Your objective
Show every line where "Российской" occurs.

--- Start ---

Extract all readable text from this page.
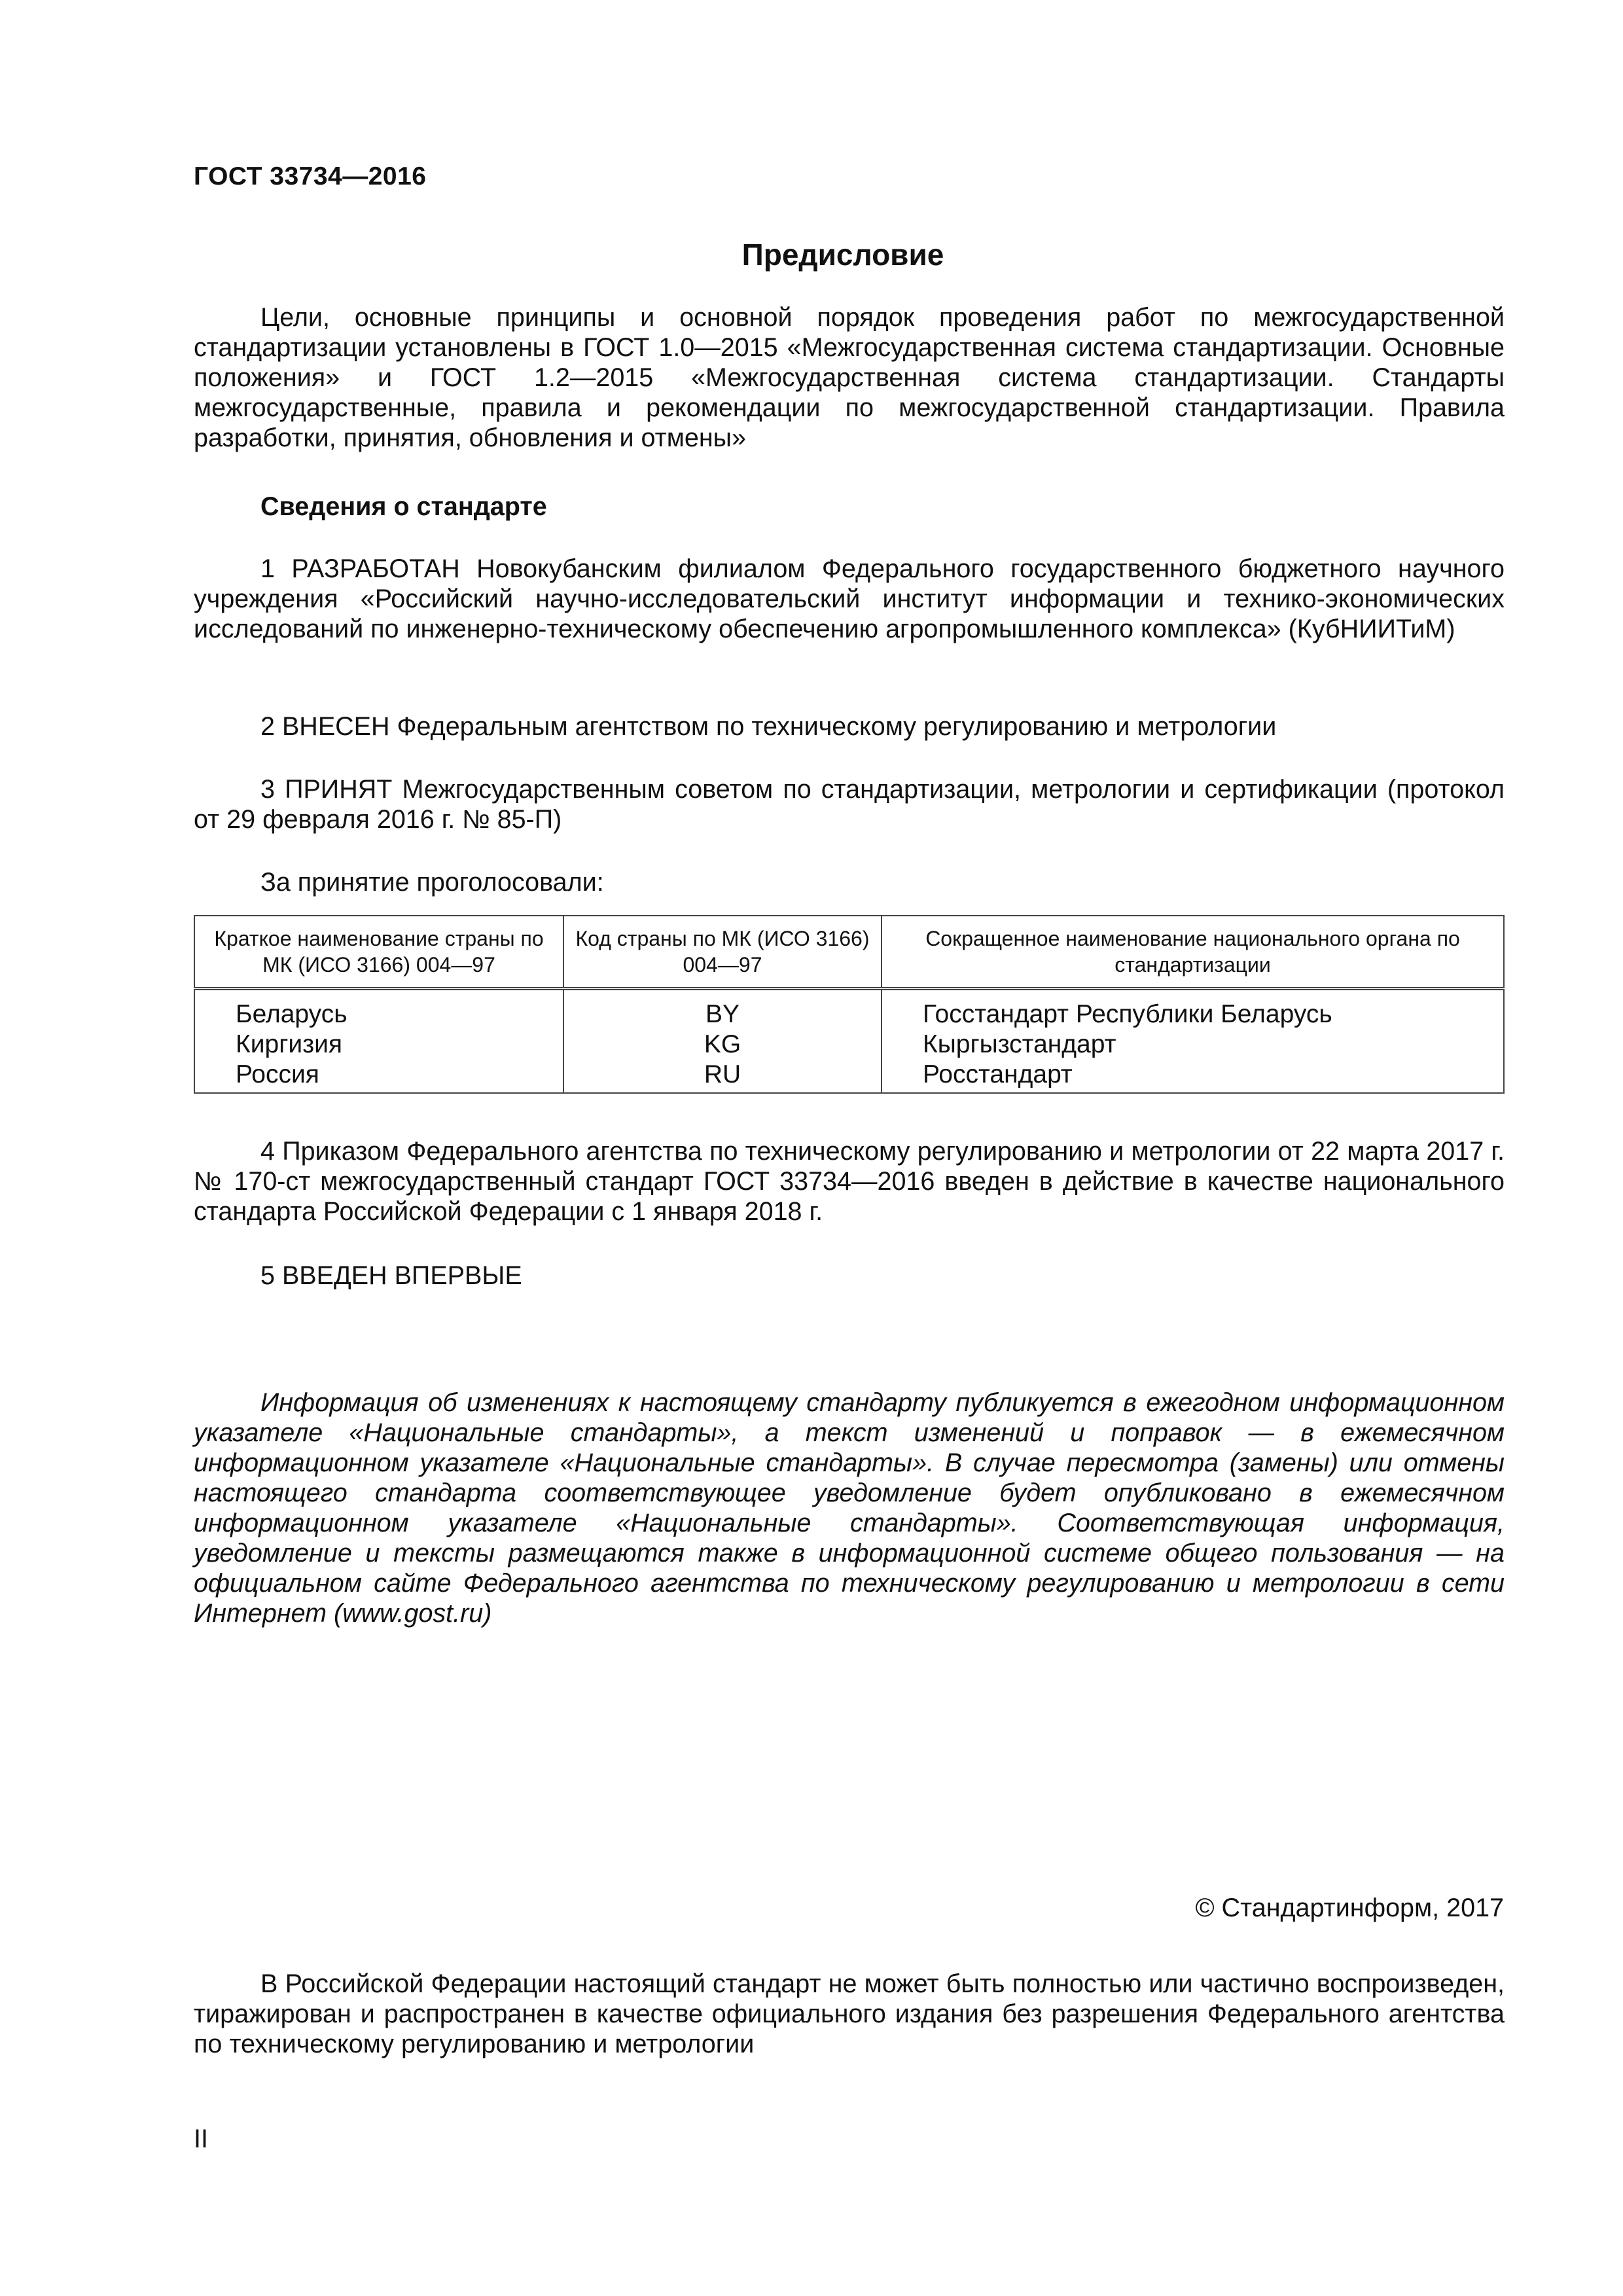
ГОСТ 33734—2016
Предисловие
Цели, основные принципы и основной порядок проведения работ по межгосударственной стандартизации установлены в ГОСТ 1.0—2015 «Межгосударственная система стандартизации. Основные положения» и ГОСТ 1.2—2015 «Межгосударственная система стандартизации. Стандарты межгосударственные, правила и рекомендации по межгосударственной стандартизации. Правила разработки, принятия, обновления и отмены»
Сведения о стандарте
1 РАЗРАБОТАН Новокубанским филиалом Федерального государственного бюджетного научного учреждения «Российский научно-исследовательский институт информации и технико-экономических исследований по инженерно-техническому обеспечению агропромышленного комплекса» (КубНИИТиМ)
2 ВНЕСЕН Федеральным агентством по техническому регулированию и метрологии
3 ПРИНЯТ Межгосударственным советом по стандартизации, метрологии и сертификации (протокол от 29 февраля 2016 г. № 85-П)
За принятие проголосовали:
Краткое наименование страны по МК (ИСО 3166) 004—97	Код страны по МК (ИСО 3166) 004—97	Сокращенное наименование национального органа по стандартизации
Беларусь	BY	Госстандарт Республики Беларусь
Киргизия	KG	Кыргызстандарт
Россия	RU	Росстандарт
4 Приказом Федерального агентства по техническому регулированию и метрологии от 22 марта 2017 г. № 170-ст межгосударственный стандарт ГОСТ 33734—2016 введен в действие в качестве национального стандарта Российской Федерации с 1 января 2018 г.
5 ВВЕДЕН ВПЕРВЫЕ
Информация об изменениях к настоящему стандарту публикуется в ежегодном информационном указателе «Национальные стандарты», а текст изменений и поправок — в ежемесячном информационном указателе «Национальные стандарты». В случае пересмотра (замены) или отмены настоящего стандарта соответствующее уведомление будет опубликовано в ежемесячном информационном указателе «Национальные стандарты». Соответствующая информация, уведомление и тексты размещаются также в информационной системе общего пользования — на официальном сайте Федерального агентства по техническому регулированию и метрологии в сети Интернет (www.gost.ru)
© Стандартинформ, 2017
В Российской Федерации настоящий стандарт не может быть полностью или частично воспроизведен, тиражирован и распространен в качестве официального издания без разрешения Федерального агентства по техническому регулированию и метрологии
II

--- End ---

Complete output
4 Приказом Федерального агентства по техническому регулированию и метрологии от 22 марта 2017 г. № 170-ст межгосударственный стандарт ГОСТ 33734—2016 введен в действие в качестве национального стандарта Российской Федерации с 1 января 2018 г.
В Российской Федерации настоящий стандарт не может быть полностью или частично воспроизведен, тиражирован и распространен в качестве официального издания без разрешения Федерального агентства по техническому регулированию и метрологии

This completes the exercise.